#### SET PROBLEM
Locate each line holding the string "Республики" and copy it.

#### INFORMATION GIVEN
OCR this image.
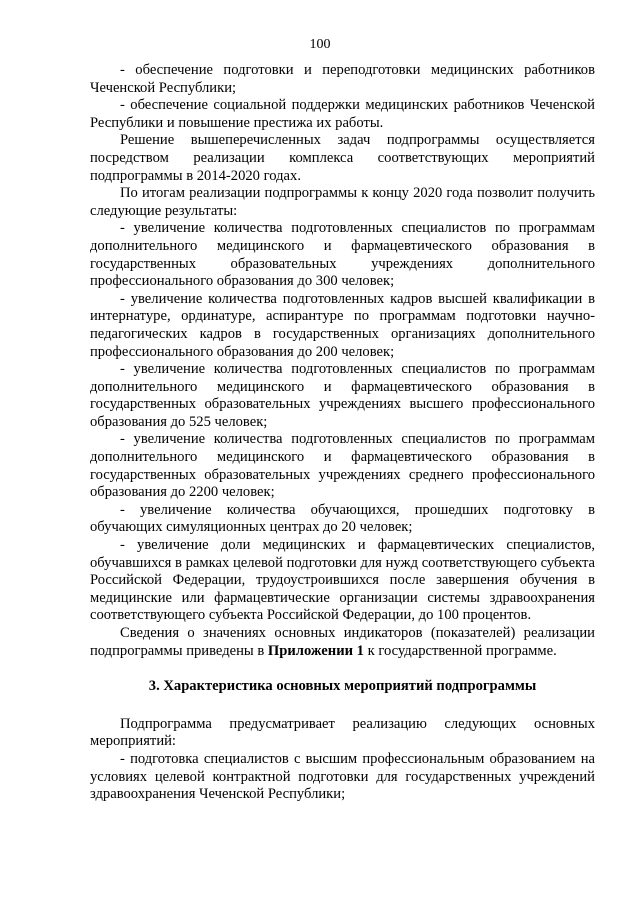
100

- обеспечение подготовки и переподготовки медицинских работников Чеченской Республики;

- обеспечение социальной поддержки медицинских работников Чеченской Республики и повышение престижа их работы.

Решение вышеперечисленных задач подпрограммы осуществляется посредством реализации комплекса соответствующих мероприятий подпрограммы в 2014-2020 годах.

По итогам реализации подпрограммы к концу 2020 года позволит получить следующие результаты:

- увеличение количества подготовленных специалистов по программам дополнительного медицинского и фармацевтического образования в государственных образовательных учреждениях дополнительного профессионального образования до 300 человек;

- увеличение количества подготовленных кадров высшей квалификации в интернатуре, ординатуре, аспирантуре по программам подготовки научно-педагогических кадров в государственных организациях дополнительного профессионального образования до 200 человек;

- увеличение количества подготовленных специалистов по программам дополнительного медицинского и фармацевтического образования в государственных образовательных учреждениях высшего профессионального образования до 525 человек;

- увеличение количества подготовленных специалистов по программам дополнительного медицинского и фармацевтического образования в государственных образовательных учреждениях среднего профессионального образования до 2200 человек;

- увеличение количества обучающихся, прошедших подготовку в обучающих симуляционных центрах до 20 человек;

- увеличение доли медицинских и фармацевтических специалистов, обучавшихся в рамках целевой подготовки для нужд соответствующего субъекта Российской Федерации, трудоустроившихся после завершения обучения в медицинские или фармацевтические организации системы здравоохранения соответствующего субъекта Российской Федерации, до 100 процентов.

Сведения о значениях основных индикаторов (показателей) реализации подпрограммы приведены в Приложении 1 к государственной программе.

3. Характеристика основных мероприятий подпрограммы

Подпрограмма предусматривает реализацию следующих основных мероприятий:

- подготовка специалистов с высшим профессиональным образованием на условиях целевой контрактной подготовки для государственных учреждений здравоохранения Чеченской Республики;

#### THE RESULT
- обеспечение подготовки и переподготовки медицинских работников Чеченской Республики;
- обеспечение социальной поддержки медицинских работников Чеченской Республики и повышение престижа их работы.
- подготовка специалистов с высшим профессиональным образованием на условиях целевой контрактной подготовки для государственных учреждений здравоохранения Чеченской Республики;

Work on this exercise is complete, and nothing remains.